▶ _Dataset items_:

>> begin

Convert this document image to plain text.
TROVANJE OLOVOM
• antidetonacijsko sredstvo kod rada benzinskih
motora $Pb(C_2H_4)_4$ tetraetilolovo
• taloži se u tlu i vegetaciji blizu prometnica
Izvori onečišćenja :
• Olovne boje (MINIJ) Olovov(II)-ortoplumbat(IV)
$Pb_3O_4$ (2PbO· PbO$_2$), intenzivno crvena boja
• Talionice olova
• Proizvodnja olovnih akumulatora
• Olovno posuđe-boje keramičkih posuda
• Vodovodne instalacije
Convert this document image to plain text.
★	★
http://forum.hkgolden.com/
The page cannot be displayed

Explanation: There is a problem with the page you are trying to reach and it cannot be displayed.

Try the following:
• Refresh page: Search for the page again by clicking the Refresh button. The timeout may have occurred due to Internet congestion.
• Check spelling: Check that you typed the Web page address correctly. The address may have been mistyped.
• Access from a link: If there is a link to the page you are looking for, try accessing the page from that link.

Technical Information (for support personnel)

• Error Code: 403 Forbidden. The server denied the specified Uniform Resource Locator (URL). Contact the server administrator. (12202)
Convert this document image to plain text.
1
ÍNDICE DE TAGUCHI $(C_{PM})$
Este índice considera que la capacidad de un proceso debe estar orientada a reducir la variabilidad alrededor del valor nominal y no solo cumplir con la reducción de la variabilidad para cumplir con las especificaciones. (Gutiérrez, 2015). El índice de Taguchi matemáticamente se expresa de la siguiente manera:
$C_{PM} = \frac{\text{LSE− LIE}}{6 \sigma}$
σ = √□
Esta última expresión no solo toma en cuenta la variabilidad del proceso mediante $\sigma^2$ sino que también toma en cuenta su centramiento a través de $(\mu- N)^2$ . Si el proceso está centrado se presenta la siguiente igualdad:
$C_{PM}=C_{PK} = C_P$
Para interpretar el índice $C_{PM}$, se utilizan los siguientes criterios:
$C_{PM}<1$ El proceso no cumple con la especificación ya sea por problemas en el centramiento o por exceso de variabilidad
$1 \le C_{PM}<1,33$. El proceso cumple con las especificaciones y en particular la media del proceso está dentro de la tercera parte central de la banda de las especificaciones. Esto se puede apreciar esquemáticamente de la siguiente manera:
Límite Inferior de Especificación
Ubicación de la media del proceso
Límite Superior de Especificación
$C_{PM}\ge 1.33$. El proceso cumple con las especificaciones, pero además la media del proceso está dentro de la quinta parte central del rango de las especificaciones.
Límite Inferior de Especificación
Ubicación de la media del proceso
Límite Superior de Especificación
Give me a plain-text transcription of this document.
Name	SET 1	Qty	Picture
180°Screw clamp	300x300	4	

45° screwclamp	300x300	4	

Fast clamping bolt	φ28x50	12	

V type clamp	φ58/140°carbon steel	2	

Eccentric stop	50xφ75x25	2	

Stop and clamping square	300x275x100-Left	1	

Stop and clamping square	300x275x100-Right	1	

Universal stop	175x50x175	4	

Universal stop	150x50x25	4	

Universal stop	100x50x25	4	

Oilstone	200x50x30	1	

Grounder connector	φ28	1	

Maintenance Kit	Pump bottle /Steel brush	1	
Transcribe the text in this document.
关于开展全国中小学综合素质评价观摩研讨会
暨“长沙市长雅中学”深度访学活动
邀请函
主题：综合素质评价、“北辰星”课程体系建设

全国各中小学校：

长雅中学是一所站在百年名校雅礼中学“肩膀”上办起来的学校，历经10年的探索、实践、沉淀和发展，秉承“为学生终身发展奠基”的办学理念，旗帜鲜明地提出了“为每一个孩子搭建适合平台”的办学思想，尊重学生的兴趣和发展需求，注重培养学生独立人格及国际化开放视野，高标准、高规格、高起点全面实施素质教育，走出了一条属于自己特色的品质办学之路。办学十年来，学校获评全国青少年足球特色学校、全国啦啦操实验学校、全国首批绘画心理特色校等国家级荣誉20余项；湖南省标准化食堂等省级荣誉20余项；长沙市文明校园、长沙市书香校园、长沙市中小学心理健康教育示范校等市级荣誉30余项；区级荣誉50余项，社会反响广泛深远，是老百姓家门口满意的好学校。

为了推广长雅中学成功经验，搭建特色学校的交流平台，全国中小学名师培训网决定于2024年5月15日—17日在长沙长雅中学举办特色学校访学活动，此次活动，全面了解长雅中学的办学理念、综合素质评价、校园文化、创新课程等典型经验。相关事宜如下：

>> end

▶ _YOUR OBJECTIVE_: Find the lines that include the string "boje", then copy each of them.

▶ _ANSWER TO THE TASK_:
• Olovne boje (MINIJ) Olovov(II)-ortoplumbat(IV)
• Olovno posuđe-boje keramičkih posuda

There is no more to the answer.